WORK INSTRUCTIONS: Nothing but the lines from the one containing "What's the underlying" to the end of the data should be returned, exactly as written; pictures are omitted.

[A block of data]
● ● ● ● ● ● ●

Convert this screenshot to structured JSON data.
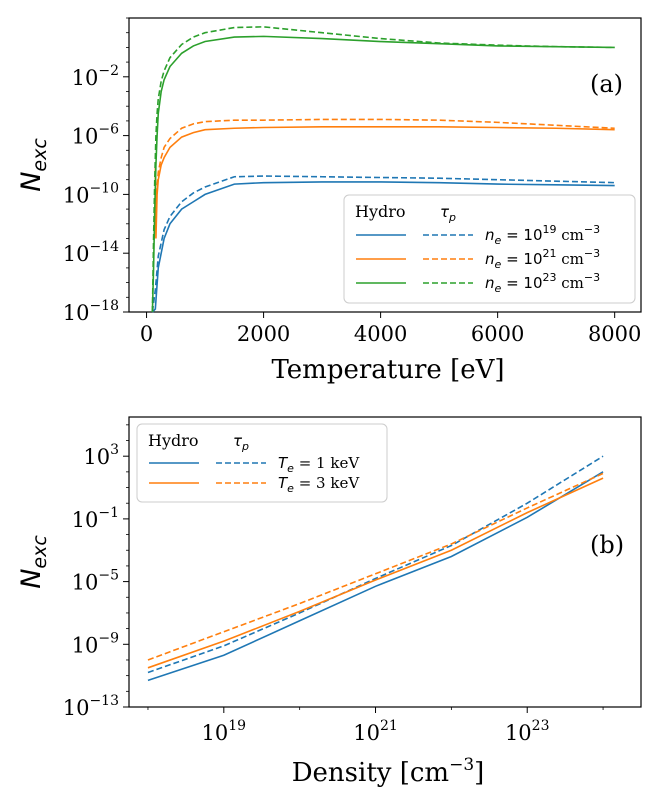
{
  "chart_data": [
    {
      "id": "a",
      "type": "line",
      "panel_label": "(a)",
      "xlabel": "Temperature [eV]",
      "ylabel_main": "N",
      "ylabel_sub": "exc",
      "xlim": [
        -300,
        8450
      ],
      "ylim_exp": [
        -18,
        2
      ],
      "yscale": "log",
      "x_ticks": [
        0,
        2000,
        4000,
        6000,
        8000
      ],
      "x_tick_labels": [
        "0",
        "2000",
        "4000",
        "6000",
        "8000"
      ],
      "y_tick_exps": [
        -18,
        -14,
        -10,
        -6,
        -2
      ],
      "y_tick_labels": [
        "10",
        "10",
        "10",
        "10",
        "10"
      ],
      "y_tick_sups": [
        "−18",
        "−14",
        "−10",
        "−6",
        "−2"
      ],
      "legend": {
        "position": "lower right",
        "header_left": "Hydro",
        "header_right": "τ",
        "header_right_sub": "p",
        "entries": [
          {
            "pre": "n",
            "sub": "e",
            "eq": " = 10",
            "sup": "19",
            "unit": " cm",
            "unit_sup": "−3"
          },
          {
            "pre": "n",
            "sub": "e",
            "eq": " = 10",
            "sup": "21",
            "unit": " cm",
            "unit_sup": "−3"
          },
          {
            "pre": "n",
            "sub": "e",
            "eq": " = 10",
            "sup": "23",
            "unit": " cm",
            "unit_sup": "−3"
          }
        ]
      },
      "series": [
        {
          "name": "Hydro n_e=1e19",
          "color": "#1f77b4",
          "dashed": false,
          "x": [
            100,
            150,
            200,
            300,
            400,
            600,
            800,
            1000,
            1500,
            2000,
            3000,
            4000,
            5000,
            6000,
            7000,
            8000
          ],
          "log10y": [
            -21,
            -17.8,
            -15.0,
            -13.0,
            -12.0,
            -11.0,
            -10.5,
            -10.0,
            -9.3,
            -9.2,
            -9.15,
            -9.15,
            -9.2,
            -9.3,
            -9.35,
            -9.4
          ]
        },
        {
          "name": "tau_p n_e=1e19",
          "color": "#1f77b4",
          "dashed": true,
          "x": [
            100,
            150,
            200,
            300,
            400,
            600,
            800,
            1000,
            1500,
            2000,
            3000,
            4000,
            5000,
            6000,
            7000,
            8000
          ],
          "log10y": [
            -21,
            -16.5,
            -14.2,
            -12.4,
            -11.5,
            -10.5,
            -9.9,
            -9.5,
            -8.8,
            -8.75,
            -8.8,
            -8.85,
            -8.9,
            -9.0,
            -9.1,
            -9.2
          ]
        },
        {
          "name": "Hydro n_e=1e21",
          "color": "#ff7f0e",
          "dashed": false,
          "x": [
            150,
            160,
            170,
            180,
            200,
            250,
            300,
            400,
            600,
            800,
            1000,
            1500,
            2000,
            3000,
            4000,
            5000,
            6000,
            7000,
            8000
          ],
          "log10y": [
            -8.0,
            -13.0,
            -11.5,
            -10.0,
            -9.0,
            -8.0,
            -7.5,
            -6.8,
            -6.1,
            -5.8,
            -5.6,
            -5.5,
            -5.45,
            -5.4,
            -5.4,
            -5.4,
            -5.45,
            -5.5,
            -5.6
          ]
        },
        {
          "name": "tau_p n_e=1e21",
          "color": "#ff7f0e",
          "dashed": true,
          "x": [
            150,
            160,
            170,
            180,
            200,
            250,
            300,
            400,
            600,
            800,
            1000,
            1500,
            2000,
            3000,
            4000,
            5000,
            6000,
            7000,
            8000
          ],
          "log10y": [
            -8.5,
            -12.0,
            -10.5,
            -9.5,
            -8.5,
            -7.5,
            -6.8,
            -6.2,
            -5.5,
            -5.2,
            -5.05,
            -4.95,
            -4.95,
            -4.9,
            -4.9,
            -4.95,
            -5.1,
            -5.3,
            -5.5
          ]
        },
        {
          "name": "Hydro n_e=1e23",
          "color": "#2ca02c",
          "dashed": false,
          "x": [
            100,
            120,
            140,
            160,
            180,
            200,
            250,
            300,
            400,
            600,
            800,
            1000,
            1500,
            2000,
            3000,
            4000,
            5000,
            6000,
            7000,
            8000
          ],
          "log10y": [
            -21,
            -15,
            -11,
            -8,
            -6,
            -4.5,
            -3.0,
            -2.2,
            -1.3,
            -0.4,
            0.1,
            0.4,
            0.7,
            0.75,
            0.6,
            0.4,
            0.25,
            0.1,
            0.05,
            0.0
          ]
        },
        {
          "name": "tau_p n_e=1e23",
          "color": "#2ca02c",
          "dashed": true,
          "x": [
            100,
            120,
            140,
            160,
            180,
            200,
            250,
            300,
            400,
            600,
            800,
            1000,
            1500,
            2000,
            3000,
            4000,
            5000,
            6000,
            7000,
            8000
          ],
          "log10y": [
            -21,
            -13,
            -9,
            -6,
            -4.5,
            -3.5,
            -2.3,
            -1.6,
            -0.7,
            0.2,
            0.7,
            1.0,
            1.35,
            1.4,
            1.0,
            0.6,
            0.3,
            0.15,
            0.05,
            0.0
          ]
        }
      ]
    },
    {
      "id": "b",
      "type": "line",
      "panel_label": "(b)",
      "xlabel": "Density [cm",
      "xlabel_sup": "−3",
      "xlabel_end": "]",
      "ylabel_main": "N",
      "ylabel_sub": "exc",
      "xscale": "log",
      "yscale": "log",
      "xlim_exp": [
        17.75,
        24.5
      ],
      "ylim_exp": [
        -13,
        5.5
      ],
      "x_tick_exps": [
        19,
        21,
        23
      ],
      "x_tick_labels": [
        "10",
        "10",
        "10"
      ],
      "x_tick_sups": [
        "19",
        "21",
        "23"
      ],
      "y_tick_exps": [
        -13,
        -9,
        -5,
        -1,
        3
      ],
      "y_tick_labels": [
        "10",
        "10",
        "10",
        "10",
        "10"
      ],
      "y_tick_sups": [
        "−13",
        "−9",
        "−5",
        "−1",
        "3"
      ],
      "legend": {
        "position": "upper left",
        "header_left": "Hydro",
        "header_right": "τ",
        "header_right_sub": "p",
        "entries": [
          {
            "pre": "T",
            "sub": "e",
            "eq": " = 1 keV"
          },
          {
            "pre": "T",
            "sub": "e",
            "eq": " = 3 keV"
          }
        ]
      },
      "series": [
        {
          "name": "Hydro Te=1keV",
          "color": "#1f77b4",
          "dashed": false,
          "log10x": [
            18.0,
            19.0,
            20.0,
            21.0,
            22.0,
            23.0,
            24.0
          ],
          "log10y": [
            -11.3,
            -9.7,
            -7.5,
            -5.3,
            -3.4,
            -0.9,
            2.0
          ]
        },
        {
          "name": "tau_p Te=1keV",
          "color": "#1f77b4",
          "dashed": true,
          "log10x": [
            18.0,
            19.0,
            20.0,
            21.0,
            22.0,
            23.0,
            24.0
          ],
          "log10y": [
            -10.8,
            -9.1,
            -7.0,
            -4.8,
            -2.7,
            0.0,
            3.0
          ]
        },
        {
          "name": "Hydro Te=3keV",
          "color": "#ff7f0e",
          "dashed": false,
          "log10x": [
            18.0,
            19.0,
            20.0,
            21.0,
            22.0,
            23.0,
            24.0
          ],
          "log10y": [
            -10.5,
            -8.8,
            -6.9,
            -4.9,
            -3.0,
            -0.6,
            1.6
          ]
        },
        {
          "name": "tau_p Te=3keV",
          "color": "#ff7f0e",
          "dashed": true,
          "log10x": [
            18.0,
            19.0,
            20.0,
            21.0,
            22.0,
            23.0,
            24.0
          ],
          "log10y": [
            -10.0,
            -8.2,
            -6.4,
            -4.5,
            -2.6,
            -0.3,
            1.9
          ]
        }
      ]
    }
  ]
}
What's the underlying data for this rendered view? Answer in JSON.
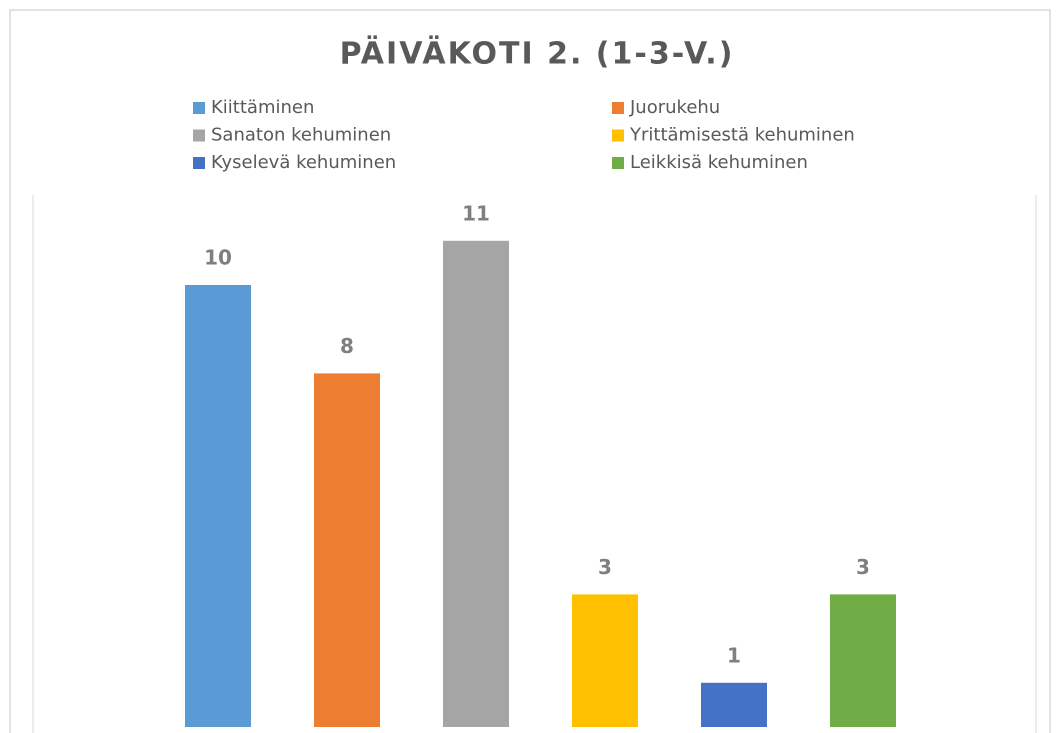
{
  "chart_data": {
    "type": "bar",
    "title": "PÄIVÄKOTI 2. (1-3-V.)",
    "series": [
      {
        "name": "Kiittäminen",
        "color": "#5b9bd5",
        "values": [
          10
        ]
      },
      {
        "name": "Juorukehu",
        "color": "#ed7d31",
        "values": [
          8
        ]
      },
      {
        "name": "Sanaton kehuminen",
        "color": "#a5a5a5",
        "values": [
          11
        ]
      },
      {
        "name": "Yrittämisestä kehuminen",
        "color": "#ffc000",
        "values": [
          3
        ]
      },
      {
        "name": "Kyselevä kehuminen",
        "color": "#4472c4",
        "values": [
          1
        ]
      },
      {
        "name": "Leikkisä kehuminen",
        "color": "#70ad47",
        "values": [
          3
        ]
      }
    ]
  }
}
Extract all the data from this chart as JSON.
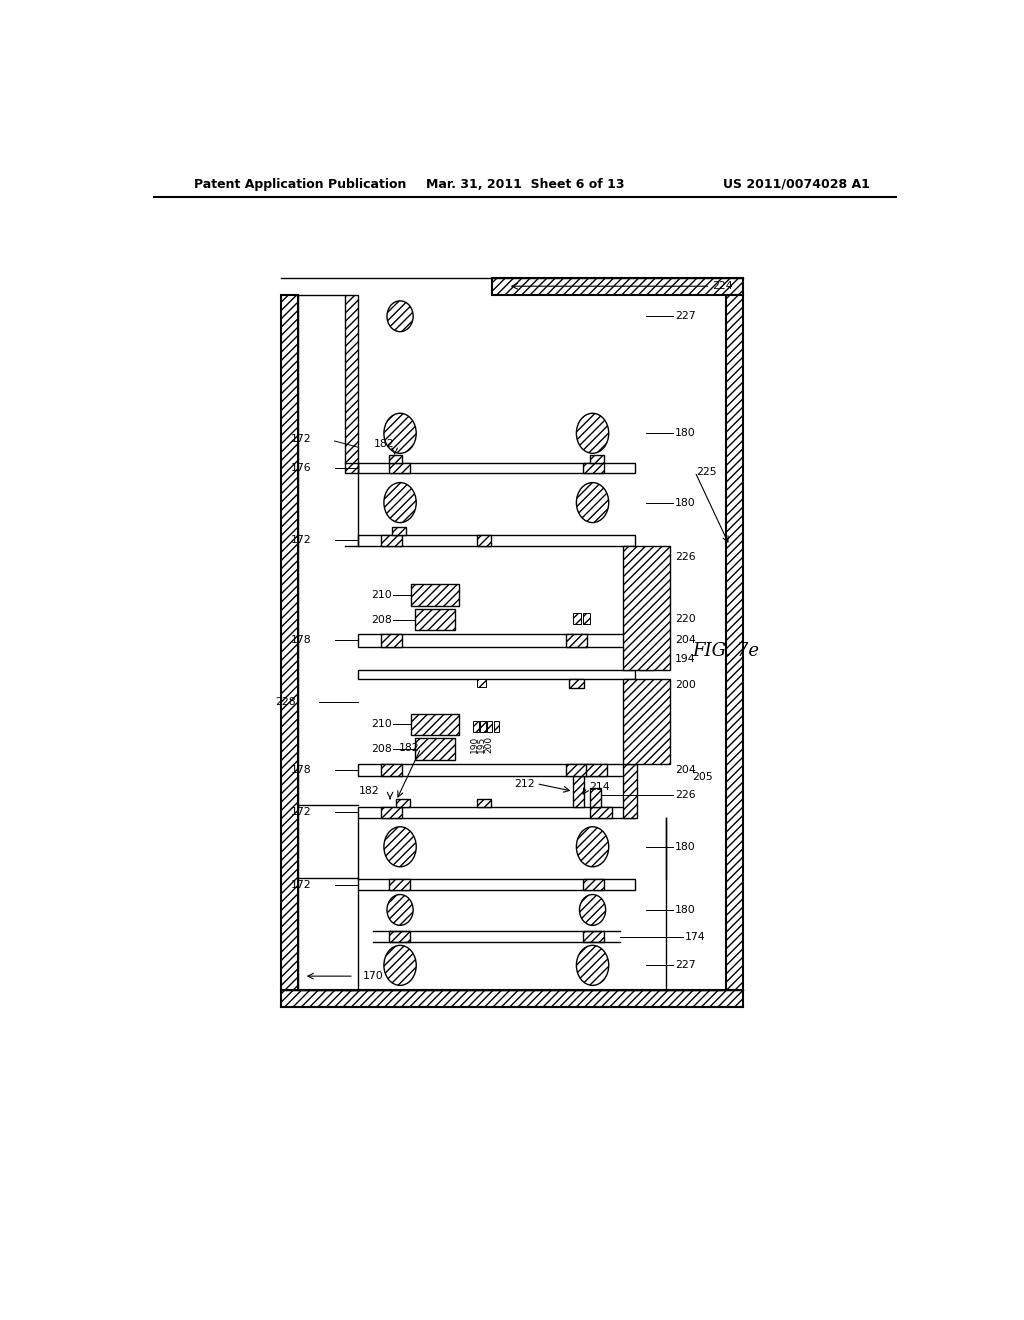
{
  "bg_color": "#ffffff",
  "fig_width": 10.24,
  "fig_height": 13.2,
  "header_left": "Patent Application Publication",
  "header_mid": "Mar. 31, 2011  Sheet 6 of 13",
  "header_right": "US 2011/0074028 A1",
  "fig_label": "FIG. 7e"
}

● ● ● ● ● ● ●

SOLUTION BELOW:
What's the underlying data for this rendered view? Answer in JSON.
{
  "chart_data": {
    "type": "bar",
    "title": "PÄIVÄKOTI 2. (1-3-V.)",
    "series": [
      {
        "name": "Kiittäminen",
        "color": "#5b9bd5",
        "values": [
          10
        ]
      },
      {
        "name": "Juorukehu",
        "color": "#ed7d31",
        "values": [
          8
        ]
      },
      {
        "name": "Sanaton kehuminen",
        "color": "#a5a5a5",
        "values": [
          11
        ]
      },
      {
        "name": "Yrittämisestä kehuminen",
        "color": "#ffc000",
        "values": [
          3
        ]
      },
      {
        "name": "Kyselevä kehuminen",
        "color": "#4472c4",
        "values": [
          1
        ]
      },
      {
        "name": "Leikkisä kehuminen",
        "color": "#70ad47",
        "values": [
          3
        ]
      }
    ]
  }
}
Extract all the data from this chart as JSON.
{
  "bg_color": "#ffffff",
  "fig_width": 10.24,
  "fig_height": 13.2,
  "header_left": "Patent Application Publication",
  "header_mid": "Mar. 31, 2011  Sheet 6 of 13",
  "header_right": "US 2011/0074028 A1",
  "fig_label": "FIG. 7e"
}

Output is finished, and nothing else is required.